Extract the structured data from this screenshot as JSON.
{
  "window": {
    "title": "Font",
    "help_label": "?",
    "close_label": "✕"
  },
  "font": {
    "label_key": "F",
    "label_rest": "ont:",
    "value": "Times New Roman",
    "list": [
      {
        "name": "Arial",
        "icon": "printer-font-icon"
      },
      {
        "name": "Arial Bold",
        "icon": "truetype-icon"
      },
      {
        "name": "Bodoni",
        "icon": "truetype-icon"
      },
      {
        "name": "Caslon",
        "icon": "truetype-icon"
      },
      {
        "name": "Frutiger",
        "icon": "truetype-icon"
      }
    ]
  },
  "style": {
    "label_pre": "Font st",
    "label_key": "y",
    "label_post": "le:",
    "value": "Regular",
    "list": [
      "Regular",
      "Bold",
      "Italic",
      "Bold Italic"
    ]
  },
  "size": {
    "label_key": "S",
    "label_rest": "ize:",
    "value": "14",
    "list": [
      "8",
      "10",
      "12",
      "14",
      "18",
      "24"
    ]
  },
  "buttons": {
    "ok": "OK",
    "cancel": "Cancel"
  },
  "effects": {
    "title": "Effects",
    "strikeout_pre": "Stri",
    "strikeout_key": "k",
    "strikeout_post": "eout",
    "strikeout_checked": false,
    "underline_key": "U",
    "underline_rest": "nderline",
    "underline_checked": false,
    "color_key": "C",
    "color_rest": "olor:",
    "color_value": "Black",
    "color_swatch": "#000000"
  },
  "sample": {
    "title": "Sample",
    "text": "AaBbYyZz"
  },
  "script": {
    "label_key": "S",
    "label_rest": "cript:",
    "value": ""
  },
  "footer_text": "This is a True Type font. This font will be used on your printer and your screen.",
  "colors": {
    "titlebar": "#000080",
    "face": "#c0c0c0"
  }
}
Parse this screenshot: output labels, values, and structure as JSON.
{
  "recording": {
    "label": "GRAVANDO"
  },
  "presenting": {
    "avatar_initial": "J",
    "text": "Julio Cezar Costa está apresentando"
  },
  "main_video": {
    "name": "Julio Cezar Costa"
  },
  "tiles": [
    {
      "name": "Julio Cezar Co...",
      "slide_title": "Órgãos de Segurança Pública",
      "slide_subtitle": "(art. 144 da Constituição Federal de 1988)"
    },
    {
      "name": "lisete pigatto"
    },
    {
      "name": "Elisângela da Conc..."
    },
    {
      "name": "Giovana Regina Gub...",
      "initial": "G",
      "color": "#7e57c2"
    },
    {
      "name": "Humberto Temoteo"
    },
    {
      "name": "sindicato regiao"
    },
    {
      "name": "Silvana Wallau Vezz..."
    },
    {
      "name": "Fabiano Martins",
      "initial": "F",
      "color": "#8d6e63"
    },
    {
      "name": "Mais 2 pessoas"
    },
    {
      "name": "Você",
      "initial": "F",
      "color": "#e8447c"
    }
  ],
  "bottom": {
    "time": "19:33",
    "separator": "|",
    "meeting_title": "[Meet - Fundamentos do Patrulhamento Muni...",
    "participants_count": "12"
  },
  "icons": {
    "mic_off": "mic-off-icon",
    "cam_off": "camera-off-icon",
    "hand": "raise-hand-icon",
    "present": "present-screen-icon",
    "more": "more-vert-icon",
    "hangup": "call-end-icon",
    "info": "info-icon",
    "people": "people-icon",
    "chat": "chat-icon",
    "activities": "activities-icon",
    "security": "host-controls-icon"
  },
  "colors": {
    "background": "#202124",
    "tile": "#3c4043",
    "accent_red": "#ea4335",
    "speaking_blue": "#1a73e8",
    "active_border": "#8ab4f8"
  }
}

- **Exercise objective**
Return all of the above records exactly, leaving no line out.

- **Written reply**
Extract the structured data from this screenshot as JSON.
{
  "window": {
    "title": "Font",
    "help_label": "?",
    "close_label": "✕"
  },
  "font": {
    "label_key": "F",
    "label_rest": "ont:",
    "value": "Times New Roman",
    "list": [
      {
        "name": "Arial",
        "icon": "printer-font-icon"
      },
      {
        "name": "Arial Bold",
        "icon": "truetype-icon"
      },
      {
        "name": "Bodoni",
        "icon": "truetype-icon"
      },
      {
        "name": "Caslon",
        "icon": "truetype-icon"
      },
      {
        "name": "Frutiger",
        "icon": "truetype-icon"
      }
    ]
  },
  "style": {
    "label_pre": "Font st",
    "label_key": "y",
    "label_post": "le:",
    "value": "Regular",
    "list": [
      "Regular",
      "Bold",
      "Italic",
      "Bold Italic"
    ]
  },
  "size": {
    "label_key": "S",
    "label_rest": "ize:",
    "value": "14",
    "list": [
      "8",
      "10",
      "12",
      "14",
      "18",
      "24"
    ]
  },
  "buttons": {
    "ok": "OK",
    "cancel": "Cancel"
  },
  "effects": {
    "title": "Effects",
    "strikeout_pre": "Stri",
    "strikeout_key": "k",
    "strikeout_post": "eout",
    "strikeout_checked": false,
    "underline_key": "U",
    "underline_rest": "nderline",
    "underline_checked": false,
    "color_key": "C",
    "color_rest": "olor:",
    "color_value": "Black",
    "color_swatch": "#000000"
  },
  "sample": {
    "title": "Sample",
    "text": "AaBbYyZz"
  },
  "script": {
    "label_key": "S",
    "label_rest": "cript:",
    "value": ""
  },
  "footer_text": "This is a True Type font. This font will be used on your printer and your screen.",
  "colors": {
    "titlebar": "#000080",
    "face": "#c0c0c0"
  }
}
Parse this screenshot: output labels, values, and structure as JSON.
{
  "recording": {
    "label": "GRAVANDO"
  },
  "presenting": {
    "avatar_initial": "J",
    "text": "Julio Cezar Costa está apresentando"
  },
  "main_video": {
    "name": "Julio Cezar Costa"
  },
  "tiles": [
    {
      "name": "Julio Cezar Co...",
      "slide_title": "Órgãos de Segurança Pública",
      "slide_subtitle": "(art. 144 da Constituição Federal de 1988)"
    },
    {
      "name": "lisete pigatto"
    },
    {
      "name": "Elisângela da Conc..."
    },
    {
      "name": "Giovana Regina Gub...",
      "initial": "G",
      "color": "#7e57c2"
    },
    {
      "name": "Humberto Temoteo"
    },
    {
      "name": "sindicato regiao"
    },
    {
      "name": "Silvana Wallau Vezz..."
    },
    {
      "name": "Fabiano Martins",
      "initial": "F",
      "color": "#8d6e63"
    },
    {
      "name": "Mais 2 pessoas"
    },
    {
      "name": "Você",
      "initial": "F",
      "color": "#e8447c"
    }
  ],
  "bottom": {
    "time": "19:33",
    "separator": "|",
    "meeting_title": "[Meet - Fundamentos do Patrulhamento Muni...",
    "participants_count": "12"
  },
  "icons": {
    "mic_off": "mic-off-icon",
    "cam_off": "camera-off-icon",
    "hand": "raise-hand-icon",
    "present": "present-screen-icon",
    "more": "more-vert-icon",
    "hangup": "call-end-icon",
    "info": "info-icon",
    "people": "people-icon",
    "chat": "chat-icon",
    "activities": "activities-icon",
    "security": "host-controls-icon"
  },
  "colors": {
    "background": "#202124",
    "tile": "#3c4043",
    "accent_red": "#ea4335",
    "speaking_blue": "#1a73e8",
    "active_border": "#8ab4f8"
  }
}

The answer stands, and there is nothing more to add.